## EXERCISE DESCRIPTION
Retype every entry in its entirety, without alteration.
>> Begin INPUT DATA
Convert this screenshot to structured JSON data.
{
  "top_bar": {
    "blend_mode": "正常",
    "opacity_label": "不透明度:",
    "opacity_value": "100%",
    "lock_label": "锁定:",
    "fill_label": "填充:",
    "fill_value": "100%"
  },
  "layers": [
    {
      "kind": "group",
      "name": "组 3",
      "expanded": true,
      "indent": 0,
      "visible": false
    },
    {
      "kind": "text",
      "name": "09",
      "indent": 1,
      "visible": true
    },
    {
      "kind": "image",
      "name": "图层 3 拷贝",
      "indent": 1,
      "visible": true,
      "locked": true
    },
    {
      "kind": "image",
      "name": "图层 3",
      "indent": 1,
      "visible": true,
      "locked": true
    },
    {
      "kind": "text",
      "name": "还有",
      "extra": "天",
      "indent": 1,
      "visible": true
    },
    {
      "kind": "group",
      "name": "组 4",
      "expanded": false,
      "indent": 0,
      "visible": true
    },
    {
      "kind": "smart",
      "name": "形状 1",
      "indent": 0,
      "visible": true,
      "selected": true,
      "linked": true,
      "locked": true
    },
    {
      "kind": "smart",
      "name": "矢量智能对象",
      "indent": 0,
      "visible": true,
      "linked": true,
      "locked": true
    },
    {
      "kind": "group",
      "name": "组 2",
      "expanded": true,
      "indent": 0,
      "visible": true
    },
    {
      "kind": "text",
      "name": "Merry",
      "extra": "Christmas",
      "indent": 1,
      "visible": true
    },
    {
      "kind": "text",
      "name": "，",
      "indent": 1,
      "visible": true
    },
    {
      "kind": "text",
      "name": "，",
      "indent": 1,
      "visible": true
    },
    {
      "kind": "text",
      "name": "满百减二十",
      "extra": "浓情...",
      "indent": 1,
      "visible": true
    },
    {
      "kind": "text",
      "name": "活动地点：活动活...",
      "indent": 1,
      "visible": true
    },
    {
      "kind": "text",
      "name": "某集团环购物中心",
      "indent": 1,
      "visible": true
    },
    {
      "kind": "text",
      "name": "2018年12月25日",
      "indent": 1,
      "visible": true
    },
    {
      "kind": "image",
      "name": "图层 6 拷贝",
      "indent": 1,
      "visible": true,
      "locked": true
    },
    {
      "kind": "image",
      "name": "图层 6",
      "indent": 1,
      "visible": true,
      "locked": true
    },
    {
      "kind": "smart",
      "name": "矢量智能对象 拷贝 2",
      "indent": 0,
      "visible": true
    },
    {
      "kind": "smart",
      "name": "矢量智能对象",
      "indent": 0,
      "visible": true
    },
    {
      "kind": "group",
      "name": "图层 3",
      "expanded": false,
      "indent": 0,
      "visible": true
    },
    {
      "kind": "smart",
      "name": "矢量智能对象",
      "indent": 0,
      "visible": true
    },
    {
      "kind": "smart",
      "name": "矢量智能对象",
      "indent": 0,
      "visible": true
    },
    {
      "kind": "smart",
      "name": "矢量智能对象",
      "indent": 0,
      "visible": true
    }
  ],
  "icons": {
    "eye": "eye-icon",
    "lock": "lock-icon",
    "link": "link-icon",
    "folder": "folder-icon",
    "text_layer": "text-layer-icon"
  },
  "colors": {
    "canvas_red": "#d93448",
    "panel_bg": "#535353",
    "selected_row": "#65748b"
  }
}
>> End INPUT DATA
## SOLUTION BELOW
Convert this screenshot to structured JSON data.
{
  "top_bar": {
    "blend_mode": "正常",
    "opacity_label": "不透明度:",
    "opacity_value": "100%",
    "lock_label": "锁定:",
    "fill_label": "填充:",
    "fill_value": "100%"
  },
  "layers": [
    {
      "kind": "group",
      "name": "组 3",
      "expanded": true,
      "indent": 0,
      "visible": false
    },
    {
      "kind": "text",
      "name": "09",
      "indent": 1,
      "visible": true
    },
    {
      "kind": "image",
      "name": "图层 3 拷贝",
      "indent": 1,
      "visible": true,
      "locked": true
    },
    {
      "kind": "image",
      "name": "图层 3",
      "indent": 1,
      "visible": true,
      "locked": true
    },
    {
      "kind": "text",
      "name": "还有",
      "extra": "天",
      "indent": 1,
      "visible": true
    },
    {
      "kind": "group",
      "name": "组 4",
      "expanded": false,
      "indent": 0,
      "visible": true
    },
    {
      "kind": "smart",
      "name": "形状 1",
      "indent": 0,
      "visible": true,
      "selected": true,
      "linked": true,
      "locked": true
    },
    {
      "kind": "smart",
      "name": "矢量智能对象",
      "indent": 0,
      "visible": true,
      "linked": true,
      "locked": true
    },
    {
      "kind": "group",
      "name": "组 2",
      "expanded": true,
      "indent": 0,
      "visible": true
    },
    {
      "kind": "text",
      "name": "Merry",
      "extra": "Christmas",
      "indent": 1,
      "visible": true
    },
    {
      "kind": "text",
      "name": "，",
      "indent": 1,
      "visible": true
    },
    {
      "kind": "text",
      "name": "，",
      "indent": 1,
      "visible": true
    },
    {
      "kind": "text",
      "name": "满百减二十",
      "extra": "浓情...",
      "indent": 1,
      "visible": true
    },
    {
      "kind": "text",
      "name": "活动地点：活动活...",
      "indent": 1,
      "visible": true
    },
    {
      "kind": "text",
      "name": "某集团环购物中心",
      "indent": 1,
      "visible": true
    },
    {
      "kind": "text",
      "name": "2018年12月25日",
      "indent": 1,
      "visible": true
    },
    {
      "kind": "image",
      "name": "图层 6 拷贝",
      "indent": 1,
      "visible": true,
      "locked": true
    },
    {
      "kind": "image",
      "name": "图层 6",
      "indent": 1,
      "visible": true,
      "locked": true
    },
    {
      "kind": "smart",
      "name": "矢量智能对象 拷贝 2",
      "indent": 0,
      "visible": true
    },
    {
      "kind": "smart",
      "name": "矢量智能对象",
      "indent": 0,
      "visible": true
    },
    {
      "kind": "group",
      "name": "图层 3",
      "expanded": false,
      "indent": 0,
      "visible": true
    },
    {
      "kind": "smart",
      "name": "矢量智能对象",
      "indent": 0,
      "visible": true
    },
    {
      "kind": "smart",
      "name": "矢量智能对象",
      "indent": 0,
      "visible": true
    },
    {
      "kind": "smart",
      "name": "矢量智能对象",
      "indent": 0,
      "visible": true
    }
  ],
  "icons": {
    "eye": "eye-icon",
    "lock": "lock-icon",
    "link": "link-icon",
    "folder": "folder-icon",
    "text_layer": "text-layer-icon"
  },
  "colors": {
    "canvas_red": "#d93448",
    "panel_bg": "#535353",
    "selected_row": "#65748b"
  }
}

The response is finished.